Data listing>
◇ ◇ ◇ ◇ ◇ ◇ ◇
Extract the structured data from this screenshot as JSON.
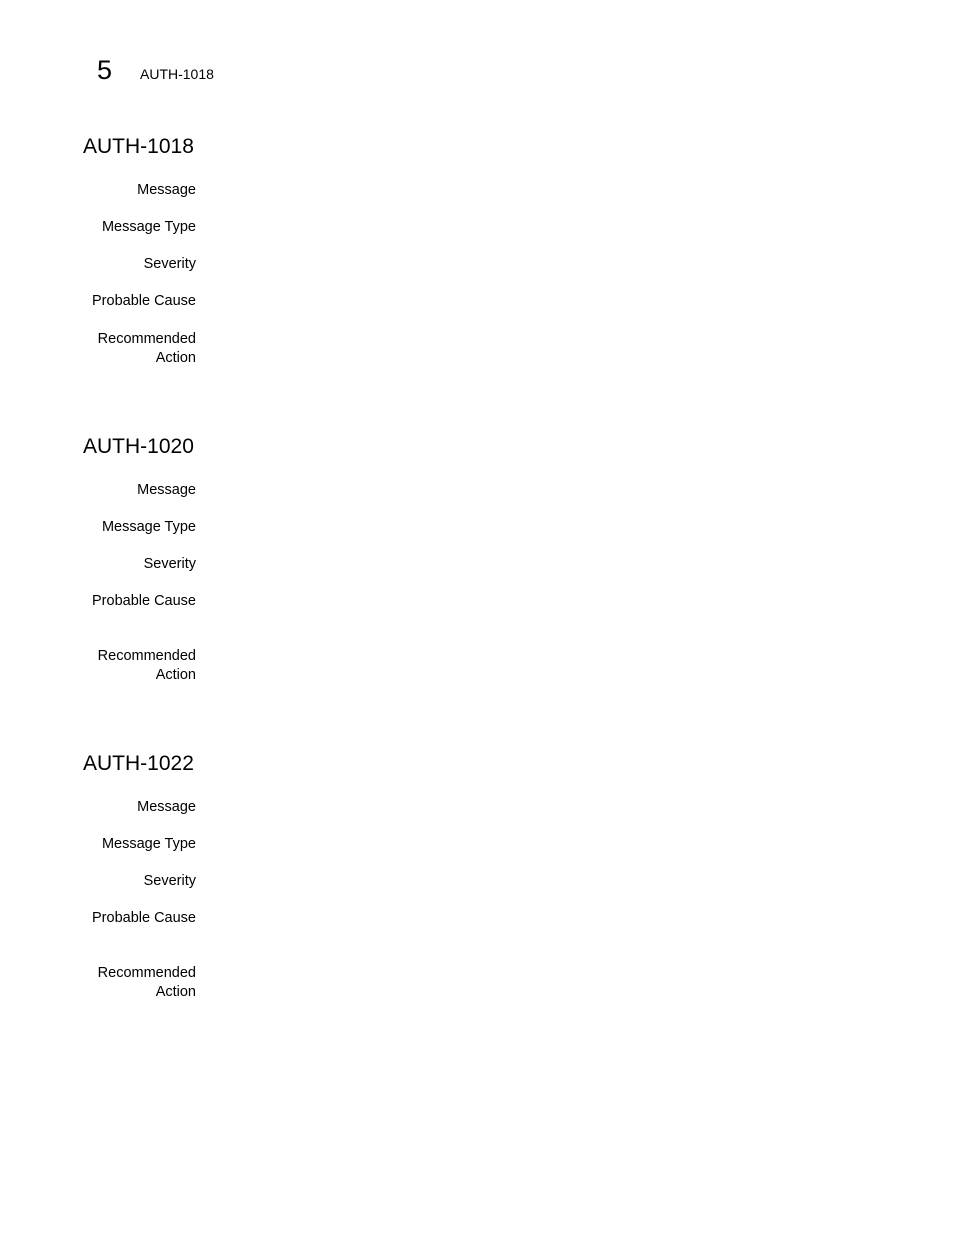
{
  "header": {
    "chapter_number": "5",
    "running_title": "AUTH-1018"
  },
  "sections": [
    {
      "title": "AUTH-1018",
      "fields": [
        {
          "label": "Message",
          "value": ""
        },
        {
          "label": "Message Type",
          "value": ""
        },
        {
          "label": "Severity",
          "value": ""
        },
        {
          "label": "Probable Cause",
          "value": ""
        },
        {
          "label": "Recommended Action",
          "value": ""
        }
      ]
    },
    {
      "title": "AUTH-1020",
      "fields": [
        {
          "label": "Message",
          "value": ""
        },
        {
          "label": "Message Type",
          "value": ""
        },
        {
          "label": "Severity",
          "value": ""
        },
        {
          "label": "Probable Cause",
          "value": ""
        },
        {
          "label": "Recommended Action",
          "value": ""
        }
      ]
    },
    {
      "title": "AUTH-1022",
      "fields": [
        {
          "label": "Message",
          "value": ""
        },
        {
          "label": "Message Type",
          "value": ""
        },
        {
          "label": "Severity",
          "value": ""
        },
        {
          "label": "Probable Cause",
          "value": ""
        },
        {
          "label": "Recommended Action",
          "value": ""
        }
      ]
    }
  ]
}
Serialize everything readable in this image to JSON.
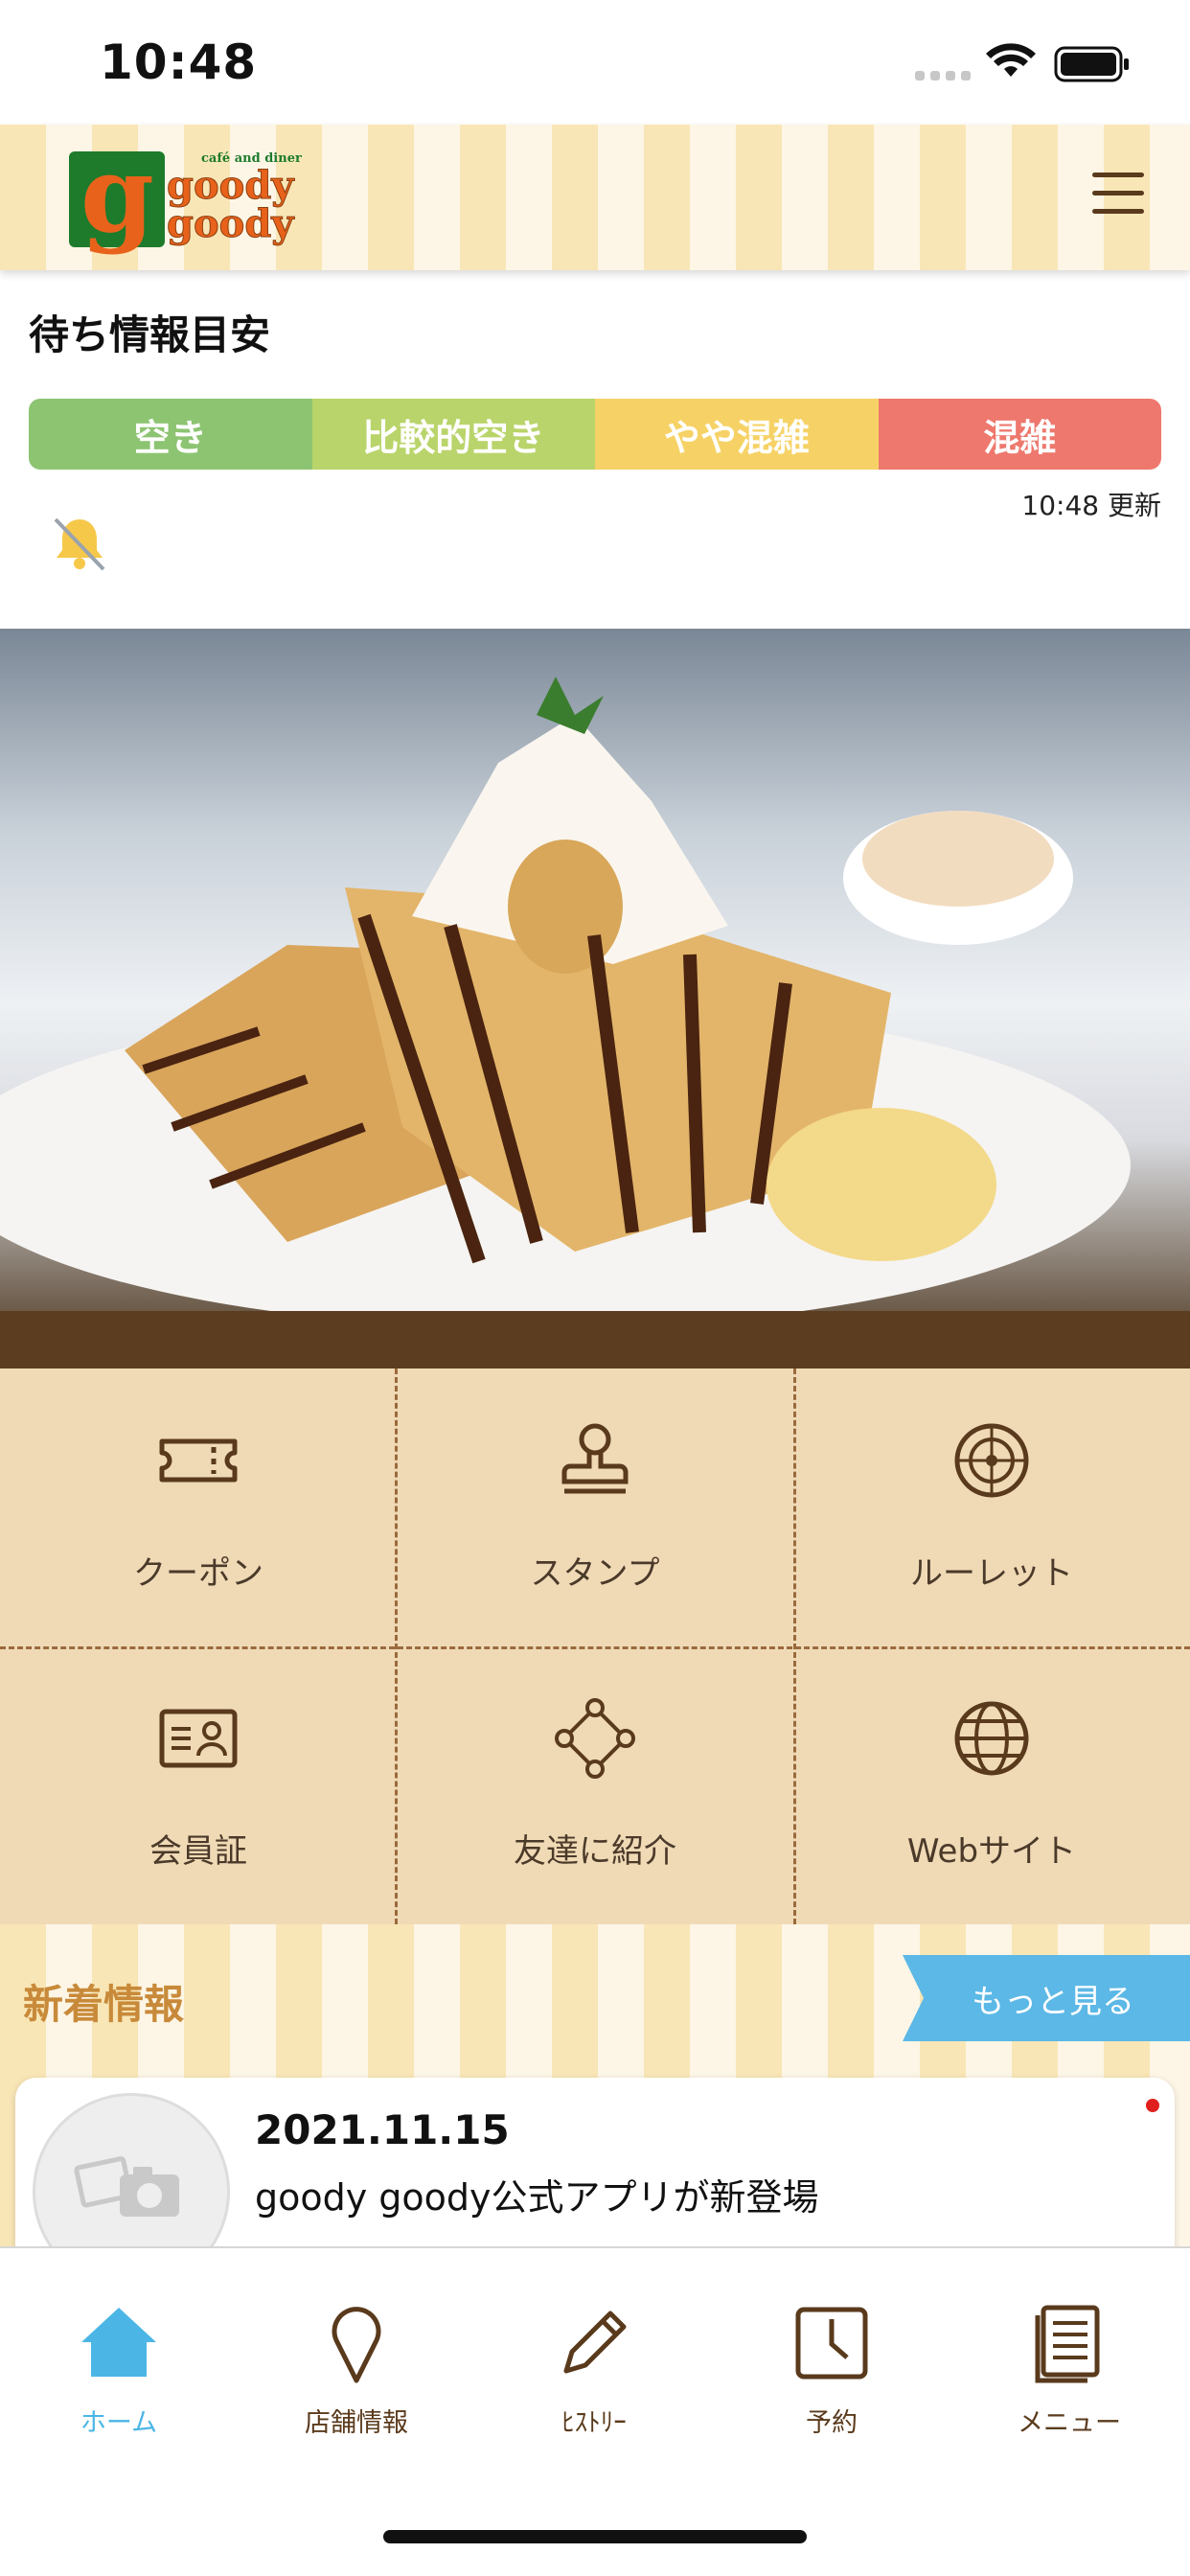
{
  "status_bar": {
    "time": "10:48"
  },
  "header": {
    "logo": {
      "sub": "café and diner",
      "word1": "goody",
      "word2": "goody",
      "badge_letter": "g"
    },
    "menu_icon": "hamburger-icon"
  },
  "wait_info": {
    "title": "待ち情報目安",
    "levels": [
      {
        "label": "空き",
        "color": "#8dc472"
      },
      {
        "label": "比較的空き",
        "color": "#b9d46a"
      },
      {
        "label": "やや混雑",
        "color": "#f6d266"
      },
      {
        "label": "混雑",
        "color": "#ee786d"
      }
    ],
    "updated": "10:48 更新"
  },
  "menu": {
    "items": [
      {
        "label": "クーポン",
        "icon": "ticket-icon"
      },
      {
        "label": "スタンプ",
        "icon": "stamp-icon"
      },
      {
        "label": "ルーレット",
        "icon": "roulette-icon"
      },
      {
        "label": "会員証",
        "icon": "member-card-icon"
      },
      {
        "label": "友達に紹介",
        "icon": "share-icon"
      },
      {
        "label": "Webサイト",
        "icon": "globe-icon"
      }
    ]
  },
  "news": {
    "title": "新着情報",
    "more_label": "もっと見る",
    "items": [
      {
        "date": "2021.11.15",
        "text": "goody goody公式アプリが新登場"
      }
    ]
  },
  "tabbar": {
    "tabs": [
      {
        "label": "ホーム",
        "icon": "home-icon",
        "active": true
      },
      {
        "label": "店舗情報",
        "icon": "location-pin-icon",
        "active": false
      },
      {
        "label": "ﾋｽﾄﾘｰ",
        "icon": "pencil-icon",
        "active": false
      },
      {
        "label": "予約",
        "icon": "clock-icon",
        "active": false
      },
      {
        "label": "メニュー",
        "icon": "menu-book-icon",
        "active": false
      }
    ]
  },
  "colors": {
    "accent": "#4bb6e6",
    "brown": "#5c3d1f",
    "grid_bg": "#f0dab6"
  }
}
◇ ◇ ◇ ◇ ◇ ◇ ◇
WHAT IS EXPECTED> Gather from the records above every line containing the string "icon".

ANSWER BELOW>
    "menu_icon": "hamburger-icon"
        "icon": "ticket-icon"
        "icon": "stamp-icon"
        "icon": "roulette-icon"
        "icon": "member-card-icon"
        "icon": "share-icon"
        "icon": "globe-icon"
        "icon": "home-icon",
        "icon": "location-pin-icon",
        "icon": "pencil-icon",
        "icon": "clock-icon",
        "icon": "menu-book-icon",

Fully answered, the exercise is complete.